• DATA:
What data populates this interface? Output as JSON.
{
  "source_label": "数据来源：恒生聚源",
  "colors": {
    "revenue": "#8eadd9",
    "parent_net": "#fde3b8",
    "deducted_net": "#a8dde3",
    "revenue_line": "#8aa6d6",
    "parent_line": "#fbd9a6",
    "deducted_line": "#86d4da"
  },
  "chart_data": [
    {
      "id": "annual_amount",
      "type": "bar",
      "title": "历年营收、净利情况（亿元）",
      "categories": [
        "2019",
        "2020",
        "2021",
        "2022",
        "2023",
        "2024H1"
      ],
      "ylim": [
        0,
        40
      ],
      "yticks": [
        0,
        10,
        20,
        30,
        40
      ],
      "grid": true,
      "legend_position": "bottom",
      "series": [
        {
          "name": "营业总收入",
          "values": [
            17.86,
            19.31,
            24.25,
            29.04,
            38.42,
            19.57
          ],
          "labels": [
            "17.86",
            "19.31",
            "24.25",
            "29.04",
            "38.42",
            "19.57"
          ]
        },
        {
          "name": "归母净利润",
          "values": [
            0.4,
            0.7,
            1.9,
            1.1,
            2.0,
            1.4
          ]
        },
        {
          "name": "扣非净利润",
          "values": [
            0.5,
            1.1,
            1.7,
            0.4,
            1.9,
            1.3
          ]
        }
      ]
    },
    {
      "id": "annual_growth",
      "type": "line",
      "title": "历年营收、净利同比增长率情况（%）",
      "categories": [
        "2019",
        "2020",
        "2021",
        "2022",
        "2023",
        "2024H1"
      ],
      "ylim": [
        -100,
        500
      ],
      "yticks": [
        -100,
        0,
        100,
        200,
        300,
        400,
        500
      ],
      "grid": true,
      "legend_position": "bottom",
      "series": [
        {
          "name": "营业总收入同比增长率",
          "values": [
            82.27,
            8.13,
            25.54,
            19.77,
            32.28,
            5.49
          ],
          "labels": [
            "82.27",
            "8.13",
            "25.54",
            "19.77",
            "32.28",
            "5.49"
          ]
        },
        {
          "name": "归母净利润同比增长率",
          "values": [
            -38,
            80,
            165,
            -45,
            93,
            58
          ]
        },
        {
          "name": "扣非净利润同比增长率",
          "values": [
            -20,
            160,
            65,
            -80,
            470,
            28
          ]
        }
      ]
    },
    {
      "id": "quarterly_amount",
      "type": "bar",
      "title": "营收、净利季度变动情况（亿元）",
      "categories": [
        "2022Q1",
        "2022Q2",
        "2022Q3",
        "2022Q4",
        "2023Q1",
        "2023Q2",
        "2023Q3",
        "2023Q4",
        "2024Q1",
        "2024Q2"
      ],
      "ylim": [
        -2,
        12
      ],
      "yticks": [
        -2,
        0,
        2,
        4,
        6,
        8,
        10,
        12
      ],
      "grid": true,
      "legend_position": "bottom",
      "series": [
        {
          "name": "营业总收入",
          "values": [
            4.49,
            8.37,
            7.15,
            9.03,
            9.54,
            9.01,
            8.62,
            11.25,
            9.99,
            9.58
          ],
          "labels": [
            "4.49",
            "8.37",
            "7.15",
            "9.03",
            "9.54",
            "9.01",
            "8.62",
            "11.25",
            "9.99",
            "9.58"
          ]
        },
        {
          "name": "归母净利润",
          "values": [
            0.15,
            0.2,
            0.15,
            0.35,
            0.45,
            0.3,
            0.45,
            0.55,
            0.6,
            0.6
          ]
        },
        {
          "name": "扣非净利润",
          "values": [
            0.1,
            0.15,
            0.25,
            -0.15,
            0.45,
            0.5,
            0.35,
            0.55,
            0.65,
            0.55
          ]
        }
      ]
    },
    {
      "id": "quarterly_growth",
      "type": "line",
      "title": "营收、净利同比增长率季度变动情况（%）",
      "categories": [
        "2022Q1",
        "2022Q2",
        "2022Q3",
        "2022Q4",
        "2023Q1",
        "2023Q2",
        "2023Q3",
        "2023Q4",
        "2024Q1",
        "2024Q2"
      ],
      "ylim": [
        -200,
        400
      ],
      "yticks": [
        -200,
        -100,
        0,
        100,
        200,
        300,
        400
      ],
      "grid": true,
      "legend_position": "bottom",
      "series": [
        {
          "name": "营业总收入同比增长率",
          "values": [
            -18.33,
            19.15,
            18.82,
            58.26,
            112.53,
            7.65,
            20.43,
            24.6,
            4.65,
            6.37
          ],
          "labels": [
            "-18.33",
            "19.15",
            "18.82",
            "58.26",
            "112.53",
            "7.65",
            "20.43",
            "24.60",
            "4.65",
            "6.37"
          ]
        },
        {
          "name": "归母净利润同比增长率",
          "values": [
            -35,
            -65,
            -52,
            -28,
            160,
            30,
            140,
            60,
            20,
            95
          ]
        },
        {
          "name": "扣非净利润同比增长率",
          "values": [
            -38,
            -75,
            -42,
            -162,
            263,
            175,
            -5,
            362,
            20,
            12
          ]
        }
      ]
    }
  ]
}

• SHORT PROBLEM: Reproduce the material above, every line of it, exactly.

• CORRECT RESPONSE:
What data populates this interface? Output as JSON.
{
  "source_label": "数据来源：恒生聚源",
  "colors": {
    "revenue": "#8eadd9",
    "parent_net": "#fde3b8",
    "deducted_net": "#a8dde3",
    "revenue_line": "#8aa6d6",
    "parent_line": "#fbd9a6",
    "deducted_line": "#86d4da"
  },
  "chart_data": [
    {
      "id": "annual_amount",
      "type": "bar",
      "title": "历年营收、净利情况（亿元）",
      "categories": [
        "2019",
        "2020",
        "2021",
        "2022",
        "2023",
        "2024H1"
      ],
      "ylim": [
        0,
        40
      ],
      "yticks": [
        0,
        10,
        20,
        30,
        40
      ],
      "grid": true,
      "legend_position": "bottom",
      "series": [
        {
          "name": "营业总收入",
          "values": [
            17.86,
            19.31,
            24.25,
            29.04,
            38.42,
            19.57
          ],
          "labels": [
            "17.86",
            "19.31",
            "24.25",
            "29.04",
            "38.42",
            "19.57"
          ]
        },
        {
          "name": "归母净利润",
          "values": [
            0.4,
            0.7,
            1.9,
            1.1,
            2.0,
            1.4
          ]
        },
        {
          "name": "扣非净利润",
          "values": [
            0.5,
            1.1,
            1.7,
            0.4,
            1.9,
            1.3
          ]
        }
      ]
    },
    {
      "id": "annual_growth",
      "type": "line",
      "title": "历年营收、净利同比增长率情况（%）",
      "categories": [
        "2019",
        "2020",
        "2021",
        "2022",
        "2023",
        "2024H1"
      ],
      "ylim": [
        -100,
        500
      ],
      "yticks": [
        -100,
        0,
        100,
        200,
        300,
        400,
        500
      ],
      "grid": true,
      "legend_position": "bottom",
      "series": [
        {
          "name": "营业总收入同比增长率",
          "values": [
            82.27,
            8.13,
            25.54,
            19.77,
            32.28,
            5.49
          ],
          "labels": [
            "82.27",
            "8.13",
            "25.54",
            "19.77",
            "32.28",
            "5.49"
          ]
        },
        {
          "name": "归母净利润同比增长率",
          "values": [
            -38,
            80,
            165,
            -45,
            93,
            58
          ]
        },
        {
          "name": "扣非净利润同比增长率",
          "values": [
            -20,
            160,
            65,
            -80,
            470,
            28
          ]
        }
      ]
    },
    {
      "id": "quarterly_amount",
      "type": "bar",
      "title": "营收、净利季度变动情况（亿元）",
      "categories": [
        "2022Q1",
        "2022Q2",
        "2022Q3",
        "2022Q4",
        "2023Q1",
        "2023Q2",
        "2023Q3",
        "2023Q4",
        "2024Q1",
        "2024Q2"
      ],
      "ylim": [
        -2,
        12
      ],
      "yticks": [
        -2,
        0,
        2,
        4,
        6,
        8,
        10,
        12
      ],
      "grid": true,
      "legend_position": "bottom",
      "series": [
        {
          "name": "营业总收入",
          "values": [
            4.49,
            8.37,
            7.15,
            9.03,
            9.54,
            9.01,
            8.62,
            11.25,
            9.99,
            9.58
          ],
          "labels": [
            "4.49",
            "8.37",
            "7.15",
            "9.03",
            "9.54",
            "9.01",
            "8.62",
            "11.25",
            "9.99",
            "9.58"
          ]
        },
        {
          "name": "归母净利润",
          "values": [
            0.15,
            0.2,
            0.15,
            0.35,
            0.45,
            0.3,
            0.45,
            0.55,
            0.6,
            0.6
          ]
        },
        {
          "name": "扣非净利润",
          "values": [
            0.1,
            0.15,
            0.25,
            -0.15,
            0.45,
            0.5,
            0.35,
            0.55,
            0.65,
            0.55
          ]
        }
      ]
    },
    {
      "id": "quarterly_growth",
      "type": "line",
      "title": "营收、净利同比增长率季度变动情况（%）",
      "categories": [
        "2022Q1",
        "2022Q2",
        "2022Q3",
        "2022Q4",
        "2023Q1",
        "2023Q2",
        "2023Q3",
        "2023Q4",
        "2024Q1",
        "2024Q2"
      ],
      "ylim": [
        -200,
        400
      ],
      "yticks": [
        -200,
        -100,
        0,
        100,
        200,
        300,
        400
      ],
      "grid": true,
      "legend_position": "bottom",
      "series": [
        {
          "name": "营业总收入同比增长率",
          "values": [
            -18.33,
            19.15,
            18.82,
            58.26,
            112.53,
            7.65,
            20.43,
            24.6,
            4.65,
            6.37
          ],
          "labels": [
            "-18.33",
            "19.15",
            "18.82",
            "58.26",
            "112.53",
            "7.65",
            "20.43",
            "24.60",
            "4.65",
            "6.37"
          ]
        },
        {
          "name": "归母净利润同比增长率",
          "values": [
            -35,
            -65,
            -52,
            -28,
            160,
            30,
            140,
            60,
            20,
            95
          ]
        },
        {
          "name": "扣非净利润同比增长率",
          "values": [
            -38,
            -75,
            -42,
            -162,
            263,
            175,
            -5,
            362,
            20,
            12
          ]
        }
      ]
    }
  ]
}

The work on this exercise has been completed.